_Instruction_: Go through the lines below. Copy those with "type".

_Data shown_:
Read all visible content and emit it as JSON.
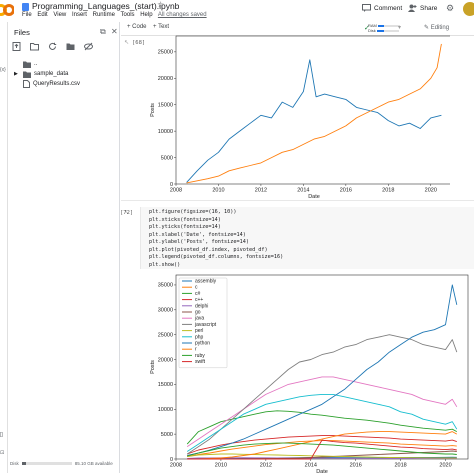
{
  "header": {
    "title": "Programming_Languages_(start).ipynb",
    "menu": [
      "File",
      "Edit",
      "View",
      "Insert",
      "Runtime",
      "Tools",
      "Help"
    ],
    "saved_status": "All changes saved",
    "comment_label": "Comment",
    "share_label": "Share"
  },
  "sidebar": {
    "title": "Files",
    "tree": [
      {
        "name": "..",
        "type": "parent"
      },
      {
        "name": "sample_data",
        "type": "folder"
      },
      {
        "name": "QueryResults.csv",
        "type": "file"
      }
    ],
    "disk_label": "Disk",
    "disk_text": "85.10 GB available",
    "disk_fraction": 0.08,
    "strip_texts": [
      "{x}",
      "[]",
      "⊡"
    ]
  },
  "toolbar": {
    "code_label": "+ Code",
    "text_label": "+ Text",
    "ram_label": "RAM",
    "disk_label": "Disk",
    "ram_fraction": 0.25,
    "disk_fraction": 0.3,
    "editing_label": "Editing"
  },
  "cells": {
    "first_label": "[68]",
    "second_label": "[72]",
    "code_lines": [
      "plt.figure(figsize=(16, 10))",
      "plt.xticks(fontsize=14)",
      "plt.yticks(fontsize=14)",
      "plt.xlabel('Date', fontsize=14)",
      "plt.ylabel('Posts', fontsize=14)",
      "plt.plot(pivoted_df.index, pivoted_df)",
      "plt.legend(pivoted_df.columns, fontsize=16)",
      "plt.show()"
    ]
  },
  "chart_data": [
    {
      "type": "line",
      "xlabel": "Date",
      "ylabel": "Posts",
      "xlim": [
        2008,
        2021
      ],
      "ylim": [
        0,
        28000
      ],
      "xticks": [
        "2008",
        "2010",
        "2012",
        "2014",
        "2016",
        "2018",
        "2020"
      ],
      "yticks": [
        "0",
        "5000",
        "10000",
        "15000",
        "20000",
        "25000"
      ],
      "series": [
        {
          "color": "#1f77b4",
          "x": [
            2008.5,
            2009,
            2009.5,
            2010,
            2010.5,
            2011,
            2011.5,
            2012,
            2012.5,
            2013,
            2013.5,
            2014,
            2014.3,
            2014.6,
            2015,
            2015.5,
            2016,
            2016.5,
            2017,
            2017.5,
            2018,
            2018.5,
            2019,
            2019.5,
            2020,
            2020.5
          ],
          "y": [
            300,
            2500,
            4500,
            6000,
            8500,
            10000,
            11500,
            13000,
            12500,
            15500,
            14500,
            17500,
            23500,
            16500,
            17000,
            16500,
            16000,
            14500,
            14000,
            13500,
            12000,
            11000,
            11500,
            10500,
            12500,
            13000
          ]
        },
        {
          "color": "#ff7f0e",
          "x": [
            2008.5,
            2009,
            2009.5,
            2010,
            2010.5,
            2011,
            2011.5,
            2012,
            2012.5,
            2013,
            2013.5,
            2014,
            2014.5,
            2015,
            2015.5,
            2016,
            2016.5,
            2017,
            2017.5,
            2018,
            2018.5,
            2019,
            2019.5,
            2020,
            2020.3,
            2020.5
          ],
          "y": [
            200,
            600,
            1000,
            1500,
            2500,
            3000,
            3500,
            4000,
            5000,
            6000,
            6500,
            7500,
            8500,
            9000,
            10000,
            11000,
            12500,
            13500,
            14500,
            15500,
            16000,
            17000,
            18000,
            20000,
            22000,
            26500
          ]
        }
      ]
    },
    {
      "type": "line",
      "xlabel": "Date",
      "ylabel": "Posts",
      "xlim": [
        2008,
        2021
      ],
      "ylim": [
        0,
        37000
      ],
      "xticks": [
        "2008",
        "2010",
        "2012",
        "2014",
        "2016",
        "2018",
        "2020"
      ],
      "yticks": [
        "0",
        "5000",
        "10000",
        "15000",
        "20000",
        "25000",
        "30000",
        "35000"
      ],
      "legend_position": "top-left",
      "x": [
        2008.5,
        2009,
        2009.5,
        2010,
        2010.5,
        2011,
        2011.5,
        2012,
        2012.5,
        2013,
        2013.5,
        2014,
        2014.5,
        2015,
        2015.5,
        2016,
        2016.5,
        2017,
        2017.5,
        2018,
        2018.5,
        2019,
        2019.5,
        2020,
        2020.3,
        2020.5
      ],
      "series": [
        {
          "name": "assembly",
          "color": "#1f77b4",
          "values": [
            20,
            60,
            80,
            100,
            120,
            150,
            180,
            200,
            220,
            240,
            260,
            280,
            300,
            320,
            340,
            330,
            320,
            310,
            300,
            290,
            300,
            310,
            320,
            340,
            360,
            350
          ]
        },
        {
          "name": "c",
          "color": "#ff7f0e",
          "values": [
            500,
            900,
            1200,
            1600,
            2000,
            2300,
            2600,
            2900,
            3100,
            3300,
            3500,
            3600,
            3700,
            3700,
            3600,
            3500,
            3400,
            3300,
            3200,
            3000,
            2900,
            2800,
            2700,
            2600,
            2700,
            2600
          ]
        },
        {
          "name": "c#",
          "color": "#2ca02c",
          "values": [
            3000,
            5500,
            6500,
            7500,
            8000,
            8500,
            9000,
            9500,
            9700,
            9600,
            9400,
            9000,
            8800,
            8500,
            8200,
            8000,
            7800,
            7500,
            7200,
            6800,
            6500,
            6200,
            6000,
            5800,
            6000,
            5500
          ]
        },
        {
          "name": "c++",
          "color": "#d62728",
          "values": [
            1000,
            1800,
            2300,
            2800,
            3200,
            3500,
            3800,
            4000,
            4200,
            4400,
            4500,
            4600,
            4700,
            4700,
            4600,
            4500,
            4400,
            4300,
            4200,
            4000,
            3900,
            3800,
            3700,
            3600,
            3800,
            3500
          ]
        },
        {
          "name": "delphi",
          "color": "#9467bd",
          "values": [
            100,
            200,
            220,
            240,
            250,
            260,
            250,
            240,
            230,
            220,
            200,
            180,
            170,
            160,
            150,
            140,
            130,
            120,
            110,
            100,
            95,
            90,
            85,
            80,
            85,
            80
          ]
        },
        {
          "name": "go",
          "color": "#8c564b",
          "values": [
            0,
            0,
            0,
            5,
            20,
            40,
            60,
            80,
            100,
            150,
            200,
            300,
            400,
            500,
            600,
            700,
            800,
            900,
            1000,
            1100,
            1200,
            1300,
            1400,
            1500,
            1600,
            1500
          ]
        },
        {
          "name": "java",
          "color": "#e377c2",
          "values": [
            2500,
            4000,
            5500,
            7000,
            8500,
            10000,
            11500,
            13000,
            14000,
            15000,
            15500,
            16000,
            16500,
            16500,
            16000,
            15500,
            15000,
            14500,
            14000,
            13500,
            13000,
            12000,
            11500,
            11000,
            12000,
            10500
          ]
        },
        {
          "name": "javascript",
          "color": "#7f7f7f",
          "values": [
            1000,
            2500,
            4000,
            6000,
            8000,
            10000,
            12000,
            14000,
            16000,
            18000,
            19500,
            20000,
            21000,
            21500,
            22500,
            23000,
            24000,
            24500,
            25000,
            24500,
            24000,
            23000,
            22500,
            22000,
            24000,
            21500
          ]
        },
        {
          "name": "perl",
          "color": "#bcbd22",
          "values": [
            500,
            800,
            900,
            1000,
            1000,
            950,
            900,
            850,
            800,
            750,
            700,
            650,
            600,
            550,
            500,
            450,
            400,
            350,
            300,
            280,
            260,
            240,
            220,
            200,
            210,
            200
          ]
        },
        {
          "name": "php",
          "color": "#17becf",
          "values": [
            1500,
            3000,
            4500,
            6000,
            7500,
            9000,
            10000,
            11000,
            11500,
            12000,
            12500,
            12800,
            13000,
            13000,
            12500,
            12000,
            11500,
            11000,
            10500,
            9500,
            9000,
            8000,
            7500,
            7000,
            7500,
            6000
          ]
        },
        {
          "name": "python",
          "color": "#1f77b4",
          "values": [
            700,
            1200,
            1800,
            2500,
            3200,
            4000,
            5000,
            6000,
            7000,
            8000,
            9000,
            10000,
            11000,
            12500,
            14000,
            16000,
            18000,
            19500,
            21500,
            23000,
            24500,
            25500,
            26000,
            27000,
            35000,
            31000
          ]
        },
        {
          "name": "r",
          "color": "#ff7f0e",
          "values": [
            0,
            20,
            100,
            200,
            400,
            700,
            1000,
            1500,
            2000,
            2500,
            3000,
            3500,
            4000,
            4500,
            5000,
            5200,
            5400,
            5500,
            5500,
            5400,
            5300,
            5200,
            5100,
            5000,
            5500,
            5000
          ]
        },
        {
          "name": "ruby",
          "color": "#2ca02c",
          "values": [
            600,
            1200,
            1700,
            2200,
            2500,
            2800,
            3000,
            3100,
            3200,
            3200,
            3100,
            3000,
            2900,
            2800,
            2600,
            2400,
            2200,
            2000,
            1800,
            1600,
            1400,
            1200,
            1100,
            1000,
            1000,
            900
          ]
        },
        {
          "name": "swift",
          "color": "#d62728",
          "values": [
            0,
            0,
            0,
            0,
            0,
            0,
            0,
            0,
            0,
            0,
            0,
            0,
            3800,
            3500,
            3300,
            3200,
            3000,
            2800,
            2600,
            2400,
            2300,
            2100,
            2000,
            1900,
            2000,
            1800
          ]
        }
      ]
    }
  ]
}
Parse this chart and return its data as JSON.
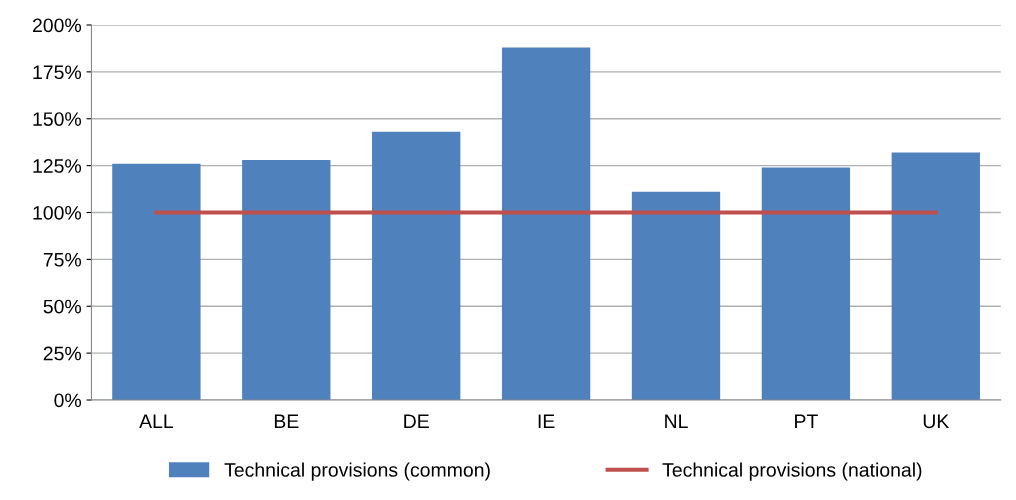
{
  "chart_data": {
    "type": "bar",
    "categories": [
      "ALL",
      "BE",
      "DE",
      "IE",
      "NL",
      "PT",
      "UK"
    ],
    "series": [
      {
        "name": "Technical provisions (common)",
        "color": "#4f81bd",
        "values": [
          126,
          128,
          143,
          188,
          111,
          124,
          132
        ]
      },
      {
        "name": "Technical provisions (national)",
        "type": "line",
        "color": "#c0504d",
        "values": [
          100,
          100,
          100,
          100,
          100,
          100,
          100
        ]
      }
    ],
    "ylim": [
      0,
      200
    ],
    "yticks": [
      {
        "value": 0,
        "label": "0%"
      },
      {
        "value": 25,
        "label": "25%"
      },
      {
        "value": 50,
        "label": "50%"
      },
      {
        "value": 75,
        "label": "75%"
      },
      {
        "value": 100,
        "label": "100%"
      },
      {
        "value": 125,
        "label": "125%"
      },
      {
        "value": 150,
        "label": "150%"
      },
      {
        "value": 175,
        "label": "175%"
      },
      {
        "value": 200,
        "label": "200%"
      }
    ],
    "grid": "y",
    "legend": "bottom"
  }
}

_Full output_:
        "type": "parent"
        "type": "folder"
        "type": "file"
      "type": "line",
      "type": "line",
    "type": "bar",
        "type": "line",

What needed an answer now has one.